■ Consigna
Explique, según el texto sobre el Espíritu Santo como testigo del Señor Jesús, por qué dar testimonio de Jesús como Señor es la misión básica del Espíritu. Responda en una a tres oraciones.
-------- Texto proporcionado --------
En una suerte de analogía diría, que de algún modo se participa de aquel pecado sin perdón contra el Espíritu cuando se niega, mal utiliza o impide la presencia y operación del Don de Dios que viene de lo alto, Sello y Unción, en la Iglesia que es el Cuerpo de la Cabeza, Jesucristo Señor.

Contemplemos todos maravillados este rostro no tan conocido de la Iglesia: ella es el fruto de un permanente y renovado Pentecostés. E imploremos a la Virgen María, llena de Gracia y siempre disponible y dócil al Espíritu, tipo y modelo de la Iglesia, que interceda para que el Espíritu también nos cubra con su sombra y poder desde lo alto y nos configure y una a Cristo, el Señor. Pues nada es imposible para Dios.

 

 

 

DIÁLOGO VIVO CON SAN PABLO 59

 




EL ESPIRITU SANTO, TESTIGO DEL SEÑOR JESÚS

 

 

Estimadísimo Apóstol Pablo, nos introducimos en dos capítulos, fundamentales y famosísimos, de esta primera carta a los corintios. Si en Rom 5,5 habías afirmado que “…el amor de Dios ha sido derramado en nuestros corazones por el Espíritu Santo que nos ha sido dado” y en Rom 8,39 sentenciado que estabas seguro de que nada ni nadie “…podrá separarnos del amor de Dios manifestado en Cristo Jesús Señor nuestro”; ahora nos invitarás a contemplar cómo éste Espíritu Santo derrama el amor de Dios sobre el Cuerpo de Cristo, la Iglesia, reuniéndolo en comunión a la vez que generando las diversas funciones de sus miembros, capacitando a todos con diversidad de gracias y organizando la cohesión orgánica. Pero antes de introducirnos en la cuestión de los dones espirituales colocas esta premisa.

 

“En cuanto a los dones espirituales, no quiero, hermanos, que estén en la ignorancia. Saben que cuando eran gentiles, se dejaban arrastrar ciegamente hacia los ídolos mudos. Por eso les hago saber que nadie, hablando con el Espíritu de Dios, puede decir: «¡Anatema es Jesús!»; y nadie puede decir: «¡Jesús es Señor!» sino con el Espíritu Santo.” 1 Cor 12,1-3

 

Anticipando y coincidiendo con la tradición sinóptica –sobre todo lucana- y con la joánica, nos enseñas que la misión básica del Espíritu es dar testimonio de Jesús como Señor. Sólo puede el que es llamado Don y Unción derramar la Caridad divina en los fieles y adornarlos con carismas y dones si previamente ha suscitado y animado la fe en el Cristo de Dios. Permítanme mi forma de expresarlo: el Espíritu con su unción permite reconocer y adherirse al Hijo Ungido del Padre.
-------- Datos sin procesar --------
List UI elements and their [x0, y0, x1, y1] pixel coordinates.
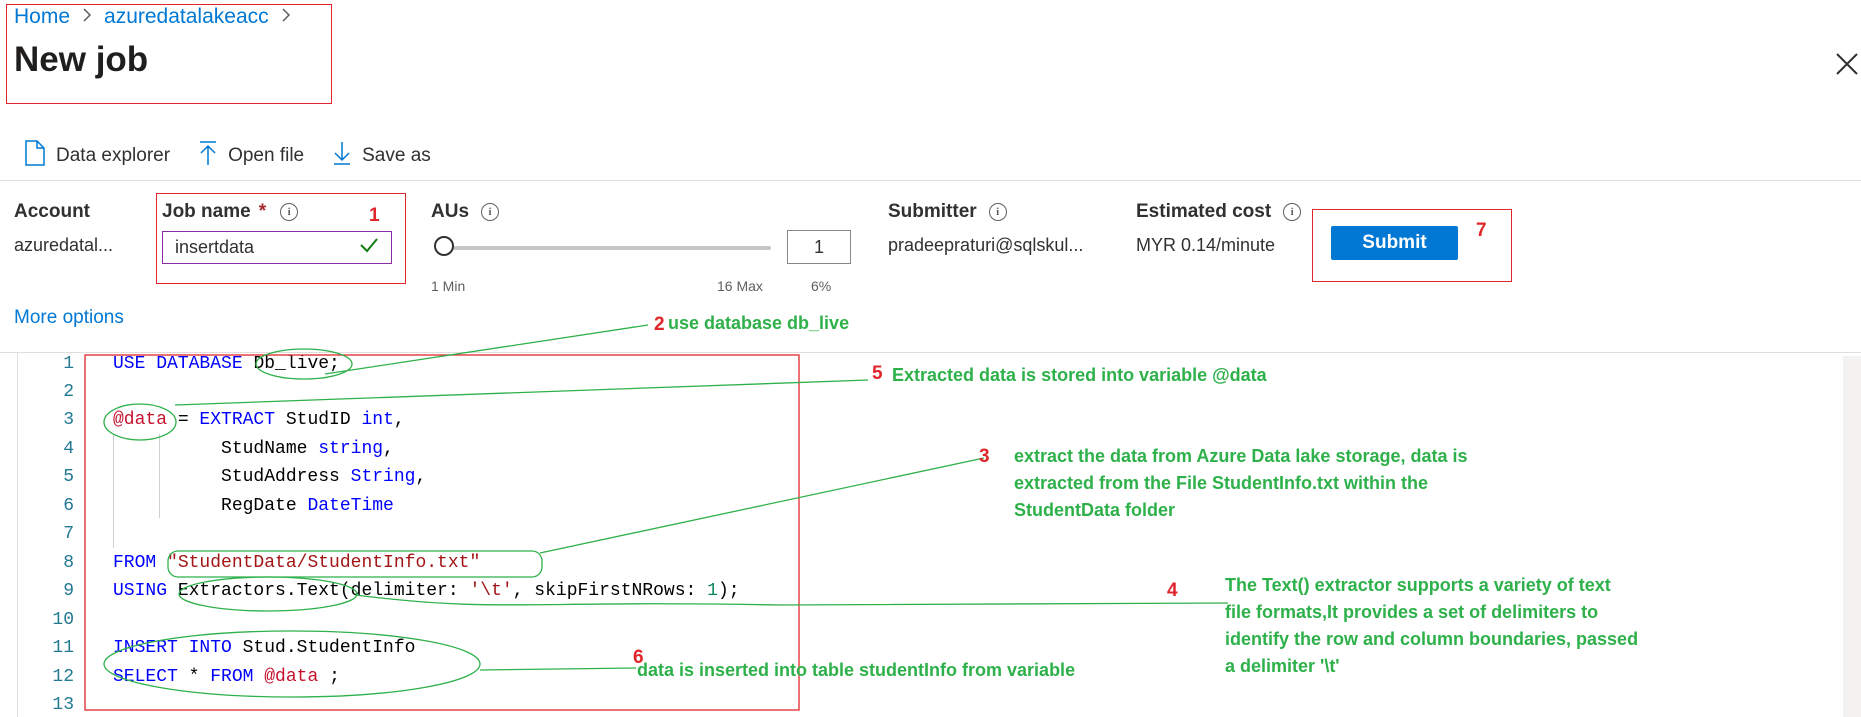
data-variable-ellipse [103, 403, 177, 441]
from-path-ellipse [167, 550, 543, 578]
insert-select-ellipse [103, 630, 481, 698]
annotation-note-3: extract the data from Azure Data lake st… [1014, 443, 1468, 524]
annotation-note-4: The Text() extractor supports a variety … [1225, 572, 1638, 680]
annotation-note-6: data is inserted into table studentInfo … [637, 660, 1076, 680]
annotation-note-4-line: The Text() extractor supports a variety … [1225, 575, 1611, 595]
annotation-3-connector [539, 457, 985, 554]
annotation-note-2: use database db_live [668, 313, 850, 333]
annotation-number-2: 2 [654, 314, 665, 335]
extractor-ellipse [178, 576, 358, 612]
annotation-number-3: 3 [979, 446, 990, 467]
annotation-note-3-line: extract the data from Azure Data lake st… [1014, 446, 1468, 466]
annotation-6-connector [479, 667, 637, 671]
annotation-5-connector [174, 379, 869, 406]
annotation-number-5: 5 [872, 363, 883, 384]
annotation-2-connector [324, 324, 649, 375]
annotation-note-4-line: file formats,It provides a set of delimi… [1225, 602, 1599, 622]
annotation-note-5: Extracted data is stored into variable @… [892, 365, 1267, 385]
annotation-note-4-line: a delimiter '\t' [1225, 656, 1340, 676]
annotation-note-3-line: extracted from the File StudentInfo.txt … [1014, 473, 1429, 493]
db-live-ellipse [255, 348, 353, 380]
annotation-4-connector [354, 594, 1229, 606]
annotation-note-4-line: identify the row and column boundaries, … [1225, 629, 1639, 649]
annotation-number-4: 4 [1167, 580, 1178, 601]
annotation-note-3-line: StudentData folder [1014, 500, 1176, 520]
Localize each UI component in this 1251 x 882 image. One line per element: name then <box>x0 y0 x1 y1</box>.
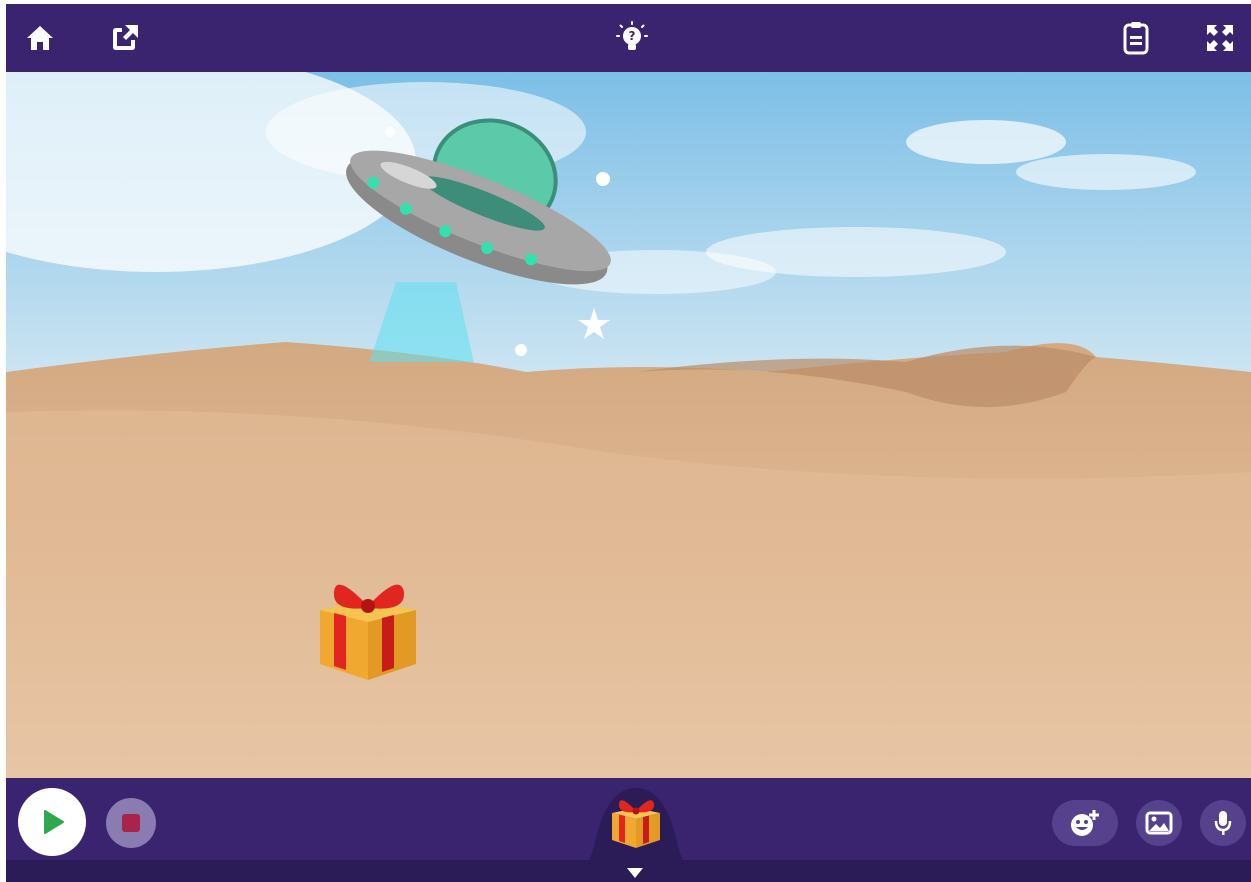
stop-icon <box>122 814 140 832</box>
home-icon[interactable] <box>20 18 60 58</box>
stage-canvas[interactable] <box>6 72 1251 778</box>
microphone-icon <box>1214 811 1232 835</box>
ufo-sprite[interactable] <box>326 102 646 362</box>
bottom-toolbar <box>6 778 1251 882</box>
clipboard-icon[interactable] <box>1116 18 1156 58</box>
image-icon <box>1145 811 1173 835</box>
fullscreen-icon[interactable] <box>1200 18 1240 58</box>
app-window: ? <box>6 4 1251 882</box>
svg-text:?: ? <box>629 29 636 43</box>
record-sound-button[interactable] <box>1200 800 1246 846</box>
add-character-button[interactable] <box>1052 800 1118 846</box>
lightbulb-question-icon[interactable]: ? <box>612 18 652 58</box>
top-toolbar: ? <box>6 4 1251 72</box>
gift-box-sprite[interactable] <box>316 572 420 682</box>
share-icon[interactable] <box>104 18 144 58</box>
stop-button[interactable] <box>106 798 156 848</box>
add-background-button[interactable] <box>1136 800 1182 846</box>
play-icon <box>44 810 64 834</box>
add-character-icon <box>1071 810 1099 836</box>
play-button[interactable] <box>18 788 86 856</box>
chevron-down-icon[interactable] <box>625 866 645 880</box>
--------
■ Respuesta
Es su misión básica porque el Espíritu, llamado Don y Unción, solo puede derramar la Caridad divina en los fieles y adornarlos con carismas y dones si antes ha suscitado y animado la fe en el Cristo de Dios. Con su unción, el Espíritu permite reconocer al Hijo Ungido del Padre y adherirse a él.